WHAT TO DO:
Identify all lines of the data containing the string "Output" and copy them.

DATASET ROWS:
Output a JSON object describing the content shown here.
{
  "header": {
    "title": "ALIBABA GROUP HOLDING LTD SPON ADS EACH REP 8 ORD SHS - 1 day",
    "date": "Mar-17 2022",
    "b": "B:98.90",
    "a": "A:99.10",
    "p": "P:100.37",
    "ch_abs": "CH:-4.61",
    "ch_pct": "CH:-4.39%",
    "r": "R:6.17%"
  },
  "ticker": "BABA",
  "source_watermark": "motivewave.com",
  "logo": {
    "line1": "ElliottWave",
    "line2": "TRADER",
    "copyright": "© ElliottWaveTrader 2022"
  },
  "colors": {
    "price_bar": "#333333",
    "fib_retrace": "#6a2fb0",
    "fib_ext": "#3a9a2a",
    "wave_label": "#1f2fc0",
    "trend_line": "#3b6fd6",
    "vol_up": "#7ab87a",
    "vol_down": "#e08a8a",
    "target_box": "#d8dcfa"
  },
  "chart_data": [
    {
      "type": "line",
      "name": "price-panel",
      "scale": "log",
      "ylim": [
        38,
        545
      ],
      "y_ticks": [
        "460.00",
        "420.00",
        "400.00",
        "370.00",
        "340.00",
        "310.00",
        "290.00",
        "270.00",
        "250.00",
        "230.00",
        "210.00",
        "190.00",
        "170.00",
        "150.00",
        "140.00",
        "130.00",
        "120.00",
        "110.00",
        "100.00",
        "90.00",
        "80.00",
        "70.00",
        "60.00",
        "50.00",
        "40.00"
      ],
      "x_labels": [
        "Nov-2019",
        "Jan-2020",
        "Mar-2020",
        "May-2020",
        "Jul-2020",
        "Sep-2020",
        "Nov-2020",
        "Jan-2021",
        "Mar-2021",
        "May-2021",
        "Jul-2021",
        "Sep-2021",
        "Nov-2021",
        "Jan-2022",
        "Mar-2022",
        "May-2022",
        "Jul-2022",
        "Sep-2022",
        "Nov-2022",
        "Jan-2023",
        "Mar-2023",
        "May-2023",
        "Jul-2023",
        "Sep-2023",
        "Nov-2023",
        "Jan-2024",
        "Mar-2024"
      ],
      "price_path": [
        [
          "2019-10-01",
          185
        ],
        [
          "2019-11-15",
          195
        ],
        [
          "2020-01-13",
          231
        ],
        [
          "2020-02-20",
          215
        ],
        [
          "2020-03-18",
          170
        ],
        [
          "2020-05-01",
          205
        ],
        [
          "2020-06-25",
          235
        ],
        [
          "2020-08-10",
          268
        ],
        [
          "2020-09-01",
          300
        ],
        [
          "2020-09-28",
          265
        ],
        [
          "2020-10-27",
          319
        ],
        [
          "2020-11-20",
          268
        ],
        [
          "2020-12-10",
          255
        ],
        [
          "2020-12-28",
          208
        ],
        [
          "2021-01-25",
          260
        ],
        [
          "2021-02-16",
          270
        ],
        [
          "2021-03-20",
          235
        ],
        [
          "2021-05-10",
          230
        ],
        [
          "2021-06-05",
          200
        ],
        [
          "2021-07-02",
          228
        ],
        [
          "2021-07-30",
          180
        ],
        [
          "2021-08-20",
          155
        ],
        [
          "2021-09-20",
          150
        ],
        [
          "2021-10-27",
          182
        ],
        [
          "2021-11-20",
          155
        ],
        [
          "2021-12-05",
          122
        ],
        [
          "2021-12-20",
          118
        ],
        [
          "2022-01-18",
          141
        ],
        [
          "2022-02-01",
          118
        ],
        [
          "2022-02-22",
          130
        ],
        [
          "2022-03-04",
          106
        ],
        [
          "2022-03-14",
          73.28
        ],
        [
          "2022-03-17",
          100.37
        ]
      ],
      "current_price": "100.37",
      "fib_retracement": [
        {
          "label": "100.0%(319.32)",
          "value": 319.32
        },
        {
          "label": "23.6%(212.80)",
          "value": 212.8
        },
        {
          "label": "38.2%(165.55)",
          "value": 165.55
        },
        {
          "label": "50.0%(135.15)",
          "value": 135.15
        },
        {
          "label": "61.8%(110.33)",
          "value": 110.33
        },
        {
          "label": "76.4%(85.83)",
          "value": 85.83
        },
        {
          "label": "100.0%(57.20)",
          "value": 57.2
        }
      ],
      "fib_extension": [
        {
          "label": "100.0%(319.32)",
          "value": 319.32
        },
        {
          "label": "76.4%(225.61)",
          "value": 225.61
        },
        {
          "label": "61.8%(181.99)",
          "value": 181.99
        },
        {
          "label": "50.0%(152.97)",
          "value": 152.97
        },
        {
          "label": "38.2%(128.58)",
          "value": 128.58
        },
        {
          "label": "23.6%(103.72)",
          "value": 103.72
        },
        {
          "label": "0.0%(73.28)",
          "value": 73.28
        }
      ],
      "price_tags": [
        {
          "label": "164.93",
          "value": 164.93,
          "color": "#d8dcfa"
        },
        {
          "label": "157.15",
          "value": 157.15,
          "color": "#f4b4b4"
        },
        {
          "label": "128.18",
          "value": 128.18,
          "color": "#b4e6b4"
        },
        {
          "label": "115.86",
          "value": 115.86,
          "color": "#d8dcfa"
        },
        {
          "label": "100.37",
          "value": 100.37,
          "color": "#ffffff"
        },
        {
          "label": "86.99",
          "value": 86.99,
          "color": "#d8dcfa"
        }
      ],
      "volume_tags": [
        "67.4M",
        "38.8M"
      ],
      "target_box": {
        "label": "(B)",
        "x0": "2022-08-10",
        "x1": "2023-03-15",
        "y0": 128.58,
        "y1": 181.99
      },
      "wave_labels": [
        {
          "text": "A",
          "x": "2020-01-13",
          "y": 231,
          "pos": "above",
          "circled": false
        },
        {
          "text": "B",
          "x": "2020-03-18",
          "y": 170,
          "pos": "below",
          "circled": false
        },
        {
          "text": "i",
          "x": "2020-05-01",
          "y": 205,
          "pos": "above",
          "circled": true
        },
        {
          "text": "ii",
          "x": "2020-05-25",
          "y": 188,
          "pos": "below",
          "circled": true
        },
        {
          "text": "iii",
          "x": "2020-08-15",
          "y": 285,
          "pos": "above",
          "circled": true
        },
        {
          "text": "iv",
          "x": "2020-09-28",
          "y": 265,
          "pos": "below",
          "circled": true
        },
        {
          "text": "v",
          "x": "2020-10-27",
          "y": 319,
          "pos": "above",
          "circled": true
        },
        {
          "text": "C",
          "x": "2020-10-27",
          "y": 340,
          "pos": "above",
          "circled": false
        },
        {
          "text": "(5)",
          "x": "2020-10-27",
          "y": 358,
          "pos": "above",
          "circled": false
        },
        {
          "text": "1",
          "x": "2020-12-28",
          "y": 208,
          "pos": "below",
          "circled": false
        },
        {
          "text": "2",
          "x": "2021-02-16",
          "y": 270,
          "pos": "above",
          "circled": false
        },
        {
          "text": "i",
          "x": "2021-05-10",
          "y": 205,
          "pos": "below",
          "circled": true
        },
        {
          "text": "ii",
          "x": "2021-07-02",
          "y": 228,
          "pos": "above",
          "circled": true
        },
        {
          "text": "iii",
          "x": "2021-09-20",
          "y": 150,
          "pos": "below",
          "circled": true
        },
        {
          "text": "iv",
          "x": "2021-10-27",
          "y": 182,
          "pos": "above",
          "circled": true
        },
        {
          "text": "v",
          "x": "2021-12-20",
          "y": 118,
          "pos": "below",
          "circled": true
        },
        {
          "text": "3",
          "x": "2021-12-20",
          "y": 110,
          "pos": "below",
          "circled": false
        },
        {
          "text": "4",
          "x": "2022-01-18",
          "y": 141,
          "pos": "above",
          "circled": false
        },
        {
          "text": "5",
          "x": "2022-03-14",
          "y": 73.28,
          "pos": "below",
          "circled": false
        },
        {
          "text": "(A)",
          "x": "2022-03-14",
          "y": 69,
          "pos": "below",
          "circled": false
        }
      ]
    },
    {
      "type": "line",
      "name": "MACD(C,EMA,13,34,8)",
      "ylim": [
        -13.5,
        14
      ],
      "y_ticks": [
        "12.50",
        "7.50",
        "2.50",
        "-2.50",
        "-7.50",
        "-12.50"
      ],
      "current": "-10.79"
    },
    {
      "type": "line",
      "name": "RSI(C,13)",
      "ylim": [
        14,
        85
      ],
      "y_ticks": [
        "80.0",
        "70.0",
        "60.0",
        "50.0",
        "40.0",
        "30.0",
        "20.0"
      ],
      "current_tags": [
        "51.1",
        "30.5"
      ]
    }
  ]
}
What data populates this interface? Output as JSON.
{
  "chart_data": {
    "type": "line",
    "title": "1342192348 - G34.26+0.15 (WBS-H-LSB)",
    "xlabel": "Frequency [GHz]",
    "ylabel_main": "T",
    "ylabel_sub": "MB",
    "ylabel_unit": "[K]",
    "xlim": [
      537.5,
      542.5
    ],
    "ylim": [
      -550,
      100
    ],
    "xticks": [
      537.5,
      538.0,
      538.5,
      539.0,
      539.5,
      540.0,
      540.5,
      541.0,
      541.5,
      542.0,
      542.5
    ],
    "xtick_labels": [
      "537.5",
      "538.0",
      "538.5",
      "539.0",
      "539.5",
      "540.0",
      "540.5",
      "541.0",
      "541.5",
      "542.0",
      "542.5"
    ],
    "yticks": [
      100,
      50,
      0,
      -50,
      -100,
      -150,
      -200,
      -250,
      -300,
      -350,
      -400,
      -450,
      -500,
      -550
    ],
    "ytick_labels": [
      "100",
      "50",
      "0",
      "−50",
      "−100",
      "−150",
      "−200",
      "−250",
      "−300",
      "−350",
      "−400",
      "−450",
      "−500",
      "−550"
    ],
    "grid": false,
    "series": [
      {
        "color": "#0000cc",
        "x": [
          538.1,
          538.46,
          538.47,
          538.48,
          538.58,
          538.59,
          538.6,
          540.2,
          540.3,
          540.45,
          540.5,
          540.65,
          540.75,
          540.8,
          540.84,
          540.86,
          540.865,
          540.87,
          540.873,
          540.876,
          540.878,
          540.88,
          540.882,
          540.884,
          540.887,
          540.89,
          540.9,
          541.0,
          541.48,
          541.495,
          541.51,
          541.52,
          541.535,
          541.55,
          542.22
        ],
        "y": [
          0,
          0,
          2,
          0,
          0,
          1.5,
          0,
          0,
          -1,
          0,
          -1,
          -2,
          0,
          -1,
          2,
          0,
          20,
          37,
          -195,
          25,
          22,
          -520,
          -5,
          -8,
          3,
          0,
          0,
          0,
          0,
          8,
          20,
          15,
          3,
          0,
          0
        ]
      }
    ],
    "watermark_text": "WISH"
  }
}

EXERCISE RESPONSE:
Output a JSON object describing the content shown here.
What data populates this interface? Output as JSON.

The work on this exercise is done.